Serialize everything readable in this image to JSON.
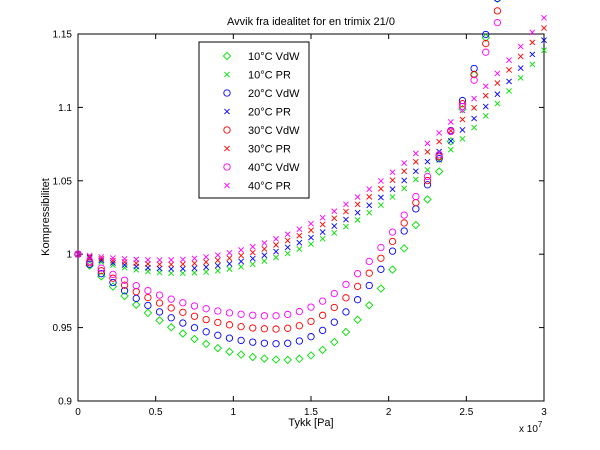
{
  "chart_data": {
    "type": "scatter",
    "title": "Avvik fra idealitet for en trimix 21/0",
    "xlabel": "Tykk [Pa]",
    "ylabel": "Kompressibilitet",
    "x_exponent_label": "x 10",
    "x_exponent_power": "7",
    "xlim": [
      0,
      3
    ],
    "ylim": [
      0.9,
      1.15
    ],
    "xticks": [
      "0",
      "0.5",
      "1",
      "1.5",
      "2",
      "2.5",
      "3"
    ],
    "yticks": [
      "0.9",
      "0.95",
      "1",
      "1.05",
      "1.1",
      "1.15"
    ],
    "legend_position": "top-left",
    "x": [
      0,
      0.075,
      0.15,
      0.225,
      0.3,
      0.375,
      0.45,
      0.525,
      0.6,
      0.675,
      0.75,
      0.825,
      0.9,
      0.975,
      1.05,
      1.125,
      1.2,
      1.275,
      1.35,
      1.425,
      1.5,
      1.575,
      1.65,
      1.725,
      1.8,
      1.875,
      1.95,
      2.025,
      2.1,
      2.175,
      2.25,
      2.325,
      2.4,
      2.475,
      2.55,
      2.625,
      2.7,
      2.775,
      2.85,
      2.925,
      3.0
    ],
    "series": [
      {
        "name": "10°C VdW",
        "marker": "diamond",
        "color": "#00e000",
        "zmin": 0.928,
        "xmin": 1.35,
        "k": 0.135,
        "noise_seed": 1
      },
      {
        "name": "10°C PR",
        "marker": "x",
        "color": "#00e000",
        "zmin": 0.987,
        "xmin": 0.65,
        "k": 0.0275,
        "noise_seed": 2
      },
      {
        "name": "20°C VdW",
        "marker": "circle",
        "color": "#0000ff",
        "zmin": 0.939,
        "xmin": 1.3,
        "k": 0.12,
        "noise_seed": 3
      },
      {
        "name": "20°C PR",
        "marker": "x",
        "color": "#0000ff",
        "zmin": 0.99,
        "xmin": 0.62,
        "k": 0.0275,
        "noise_seed": 4
      },
      {
        "name": "30°C VdW",
        "marker": "circle",
        "color": "#ff0000",
        "zmin": 0.949,
        "xmin": 1.28,
        "k": 0.1075,
        "noise_seed": 5
      },
      {
        "name": "30°C PR",
        "marker": "x",
        "color": "#ff0000",
        "zmin": 0.993,
        "xmin": 0.58,
        "k": 0.0275,
        "noise_seed": 6
      },
      {
        "name": "40°C VdW",
        "marker": "circle",
        "color": "#ff00ff",
        "zmin": 0.958,
        "xmin": 1.25,
        "k": 0.095,
        "noise_seed": 7
      },
      {
        "name": "40°C PR",
        "marker": "x",
        "color": "#ff00ff",
        "zmin": 0.996,
        "xmin": 0.55,
        "k": 0.0275,
        "noise_seed": 8
      }
    ]
  }
}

──────

=== STATED TASK ===
Exclude the images, then output the data above word for word.

=== WRITTEN REPLY ===
Serialize everything readable in this image to JSON.
{
  "chart_data": {
    "type": "scatter",
    "title": "Avvik fra idealitet for en trimix 21/0",
    "xlabel": "Tykk [Pa]",
    "ylabel": "Kompressibilitet",
    "x_exponent_label": "x 10",
    "x_exponent_power": "7",
    "xlim": [
      0,
      3
    ],
    "ylim": [
      0.9,
      1.15
    ],
    "xticks": [
      "0",
      "0.5",
      "1",
      "1.5",
      "2",
      "2.5",
      "3"
    ],
    "yticks": [
      "0.9",
      "0.95",
      "1",
      "1.05",
      "1.1",
      "1.15"
    ],
    "legend_position": "top-left",
    "x": [
      0,
      0.075,
      0.15,
      0.225,
      0.3,
      0.375,
      0.45,
      0.525,
      0.6,
      0.675,
      0.75,
      0.825,
      0.9,
      0.975,
      1.05,
      1.125,
      1.2,
      1.275,
      1.35,
      1.425,
      1.5,
      1.575,
      1.65,
      1.725,
      1.8,
      1.875,
      1.95,
      2.025,
      2.1,
      2.175,
      2.25,
      2.325,
      2.4,
      2.475,
      2.55,
      2.625,
      2.7,
      2.775,
      2.85,
      2.925,
      3.0
    ],
    "series": [
      {
        "name": "10°C VdW",
        "marker": "diamond",
        "color": "#00e000",
        "zmin": 0.928,
        "xmin": 1.35,
        "k": 0.135,
        "noise_seed": 1
      },
      {
        "name": "10°C PR",
        "marker": "x",
        "color": "#00e000",
        "zmin": 0.987,
        "xmin": 0.65,
        "k": 0.0275,
        "noise_seed": 2
      },
      {
        "name": "20°C VdW",
        "marker": "circle",
        "color": "#0000ff",
        "zmin": 0.939,
        "xmin": 1.3,
        "k": 0.12,
        "noise_seed": 3
      },
      {
        "name": "20°C PR",
        "marker": "x",
        "color": "#0000ff",
        "zmin": 0.99,
        "xmin": 0.62,
        "k": 0.0275,
        "noise_seed": 4
      },
      {
        "name": "30°C VdW",
        "marker": "circle",
        "color": "#ff0000",
        "zmin": 0.949,
        "xmin": 1.28,
        "k": 0.1075,
        "noise_seed": 5
      },
      {
        "name": "30°C PR",
        "marker": "x",
        "color": "#ff0000",
        "zmin": 0.993,
        "xmin": 0.58,
        "k": 0.0275,
        "noise_seed": 6
      },
      {
        "name": "40°C VdW",
        "marker": "circle",
        "color": "#ff00ff",
        "zmin": 0.958,
        "xmin": 1.25,
        "k": 0.095,
        "noise_seed": 7
      },
      {
        "name": "40°C PR",
        "marker": "x",
        "color": "#ff00ff",
        "zmin": 0.996,
        "xmin": 0.55,
        "k": 0.0275,
        "noise_seed": 8
      }
    ]
  }
}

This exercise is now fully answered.